Work to complete
Look for "муниципальный" in each line of the entries, and return the matching lines.

Materials provided
● ● ● ● ● ● ●

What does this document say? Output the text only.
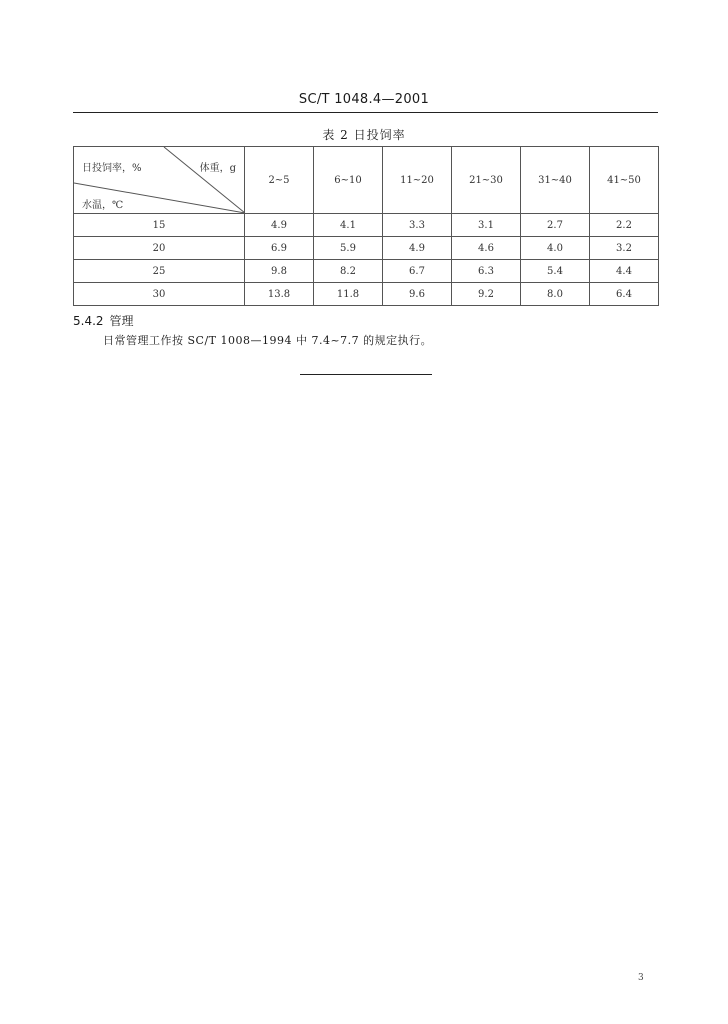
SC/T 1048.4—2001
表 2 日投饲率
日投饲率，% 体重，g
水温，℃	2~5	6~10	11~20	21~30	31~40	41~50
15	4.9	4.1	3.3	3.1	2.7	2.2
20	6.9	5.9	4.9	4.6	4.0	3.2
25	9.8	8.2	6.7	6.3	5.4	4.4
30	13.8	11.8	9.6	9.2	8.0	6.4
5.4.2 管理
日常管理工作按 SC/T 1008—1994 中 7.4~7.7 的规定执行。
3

● ● ● ● ● ● ●

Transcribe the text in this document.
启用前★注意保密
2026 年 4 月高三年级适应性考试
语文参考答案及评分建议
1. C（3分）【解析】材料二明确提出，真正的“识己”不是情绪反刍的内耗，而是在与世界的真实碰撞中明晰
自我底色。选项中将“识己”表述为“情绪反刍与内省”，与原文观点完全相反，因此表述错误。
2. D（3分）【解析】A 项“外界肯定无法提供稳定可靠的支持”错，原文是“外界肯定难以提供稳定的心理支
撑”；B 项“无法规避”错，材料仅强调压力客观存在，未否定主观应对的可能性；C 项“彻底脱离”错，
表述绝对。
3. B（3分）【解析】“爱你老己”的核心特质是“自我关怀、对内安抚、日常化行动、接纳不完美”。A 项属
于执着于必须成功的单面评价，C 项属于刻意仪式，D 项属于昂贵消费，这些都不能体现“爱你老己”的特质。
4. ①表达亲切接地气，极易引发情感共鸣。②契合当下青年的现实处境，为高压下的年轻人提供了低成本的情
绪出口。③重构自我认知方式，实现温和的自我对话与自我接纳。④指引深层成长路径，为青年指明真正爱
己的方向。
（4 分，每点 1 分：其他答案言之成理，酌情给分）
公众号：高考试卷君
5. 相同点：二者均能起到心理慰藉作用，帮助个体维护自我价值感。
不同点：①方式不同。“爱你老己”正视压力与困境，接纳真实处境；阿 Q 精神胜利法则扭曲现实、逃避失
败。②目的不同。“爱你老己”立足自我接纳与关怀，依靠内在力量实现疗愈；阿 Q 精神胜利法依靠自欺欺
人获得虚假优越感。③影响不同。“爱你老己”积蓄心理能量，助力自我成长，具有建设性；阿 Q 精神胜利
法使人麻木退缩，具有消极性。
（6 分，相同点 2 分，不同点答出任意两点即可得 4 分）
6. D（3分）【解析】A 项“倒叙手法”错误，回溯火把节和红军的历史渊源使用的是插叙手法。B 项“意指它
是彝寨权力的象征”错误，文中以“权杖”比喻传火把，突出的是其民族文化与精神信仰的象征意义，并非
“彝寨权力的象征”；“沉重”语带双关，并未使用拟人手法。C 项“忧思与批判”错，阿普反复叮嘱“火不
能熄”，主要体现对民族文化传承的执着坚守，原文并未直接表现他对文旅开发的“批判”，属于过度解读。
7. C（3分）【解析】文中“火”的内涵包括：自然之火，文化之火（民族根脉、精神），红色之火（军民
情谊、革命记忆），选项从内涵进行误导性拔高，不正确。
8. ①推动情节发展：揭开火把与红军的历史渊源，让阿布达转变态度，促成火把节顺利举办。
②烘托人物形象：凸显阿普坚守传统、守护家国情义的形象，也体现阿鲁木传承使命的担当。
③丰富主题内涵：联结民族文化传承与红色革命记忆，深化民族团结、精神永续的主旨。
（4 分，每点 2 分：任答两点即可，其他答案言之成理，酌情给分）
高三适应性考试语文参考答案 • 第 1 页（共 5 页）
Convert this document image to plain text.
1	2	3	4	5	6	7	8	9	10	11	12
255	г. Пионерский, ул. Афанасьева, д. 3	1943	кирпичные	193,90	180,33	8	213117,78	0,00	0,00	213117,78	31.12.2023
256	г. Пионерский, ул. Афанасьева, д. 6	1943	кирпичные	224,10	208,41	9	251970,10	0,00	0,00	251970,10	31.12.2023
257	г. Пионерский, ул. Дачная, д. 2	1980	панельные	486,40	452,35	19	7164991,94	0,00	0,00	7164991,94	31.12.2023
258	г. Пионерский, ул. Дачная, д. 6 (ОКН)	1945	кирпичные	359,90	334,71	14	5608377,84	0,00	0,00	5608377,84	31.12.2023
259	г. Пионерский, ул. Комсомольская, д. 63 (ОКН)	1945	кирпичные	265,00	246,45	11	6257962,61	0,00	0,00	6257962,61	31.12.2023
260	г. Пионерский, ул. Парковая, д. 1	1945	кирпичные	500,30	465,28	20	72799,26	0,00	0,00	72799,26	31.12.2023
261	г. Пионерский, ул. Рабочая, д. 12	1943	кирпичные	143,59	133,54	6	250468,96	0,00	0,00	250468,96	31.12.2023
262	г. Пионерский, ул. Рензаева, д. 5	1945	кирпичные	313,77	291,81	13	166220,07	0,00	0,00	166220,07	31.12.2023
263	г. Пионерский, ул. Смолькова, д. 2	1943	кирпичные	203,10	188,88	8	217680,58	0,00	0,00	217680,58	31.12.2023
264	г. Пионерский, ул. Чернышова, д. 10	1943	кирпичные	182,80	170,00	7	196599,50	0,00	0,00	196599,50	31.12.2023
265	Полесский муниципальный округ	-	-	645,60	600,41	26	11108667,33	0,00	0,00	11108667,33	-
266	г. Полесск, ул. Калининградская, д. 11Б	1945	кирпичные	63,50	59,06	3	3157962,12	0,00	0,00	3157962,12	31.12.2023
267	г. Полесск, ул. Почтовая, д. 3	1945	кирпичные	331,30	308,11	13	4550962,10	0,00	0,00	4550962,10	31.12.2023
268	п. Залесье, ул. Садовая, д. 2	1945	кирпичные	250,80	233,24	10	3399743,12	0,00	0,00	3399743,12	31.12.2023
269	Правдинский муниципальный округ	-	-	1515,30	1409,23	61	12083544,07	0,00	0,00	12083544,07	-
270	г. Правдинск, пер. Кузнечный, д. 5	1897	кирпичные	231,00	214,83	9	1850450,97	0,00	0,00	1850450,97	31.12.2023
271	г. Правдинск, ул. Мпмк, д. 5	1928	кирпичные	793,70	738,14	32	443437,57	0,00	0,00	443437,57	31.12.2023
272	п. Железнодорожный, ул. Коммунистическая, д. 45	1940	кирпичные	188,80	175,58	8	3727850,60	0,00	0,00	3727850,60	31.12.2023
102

● ● ● ● ● ● ●

Response
265	Полесский муниципальный округ	-	-	645,60	600,41	26	11108667,33	0,00	0,00	11108667,33	-
269	Правдинский муниципальный округ	-	-	1515,30	1409,23	61	12083544,07	0,00	0,00	12083544,07	-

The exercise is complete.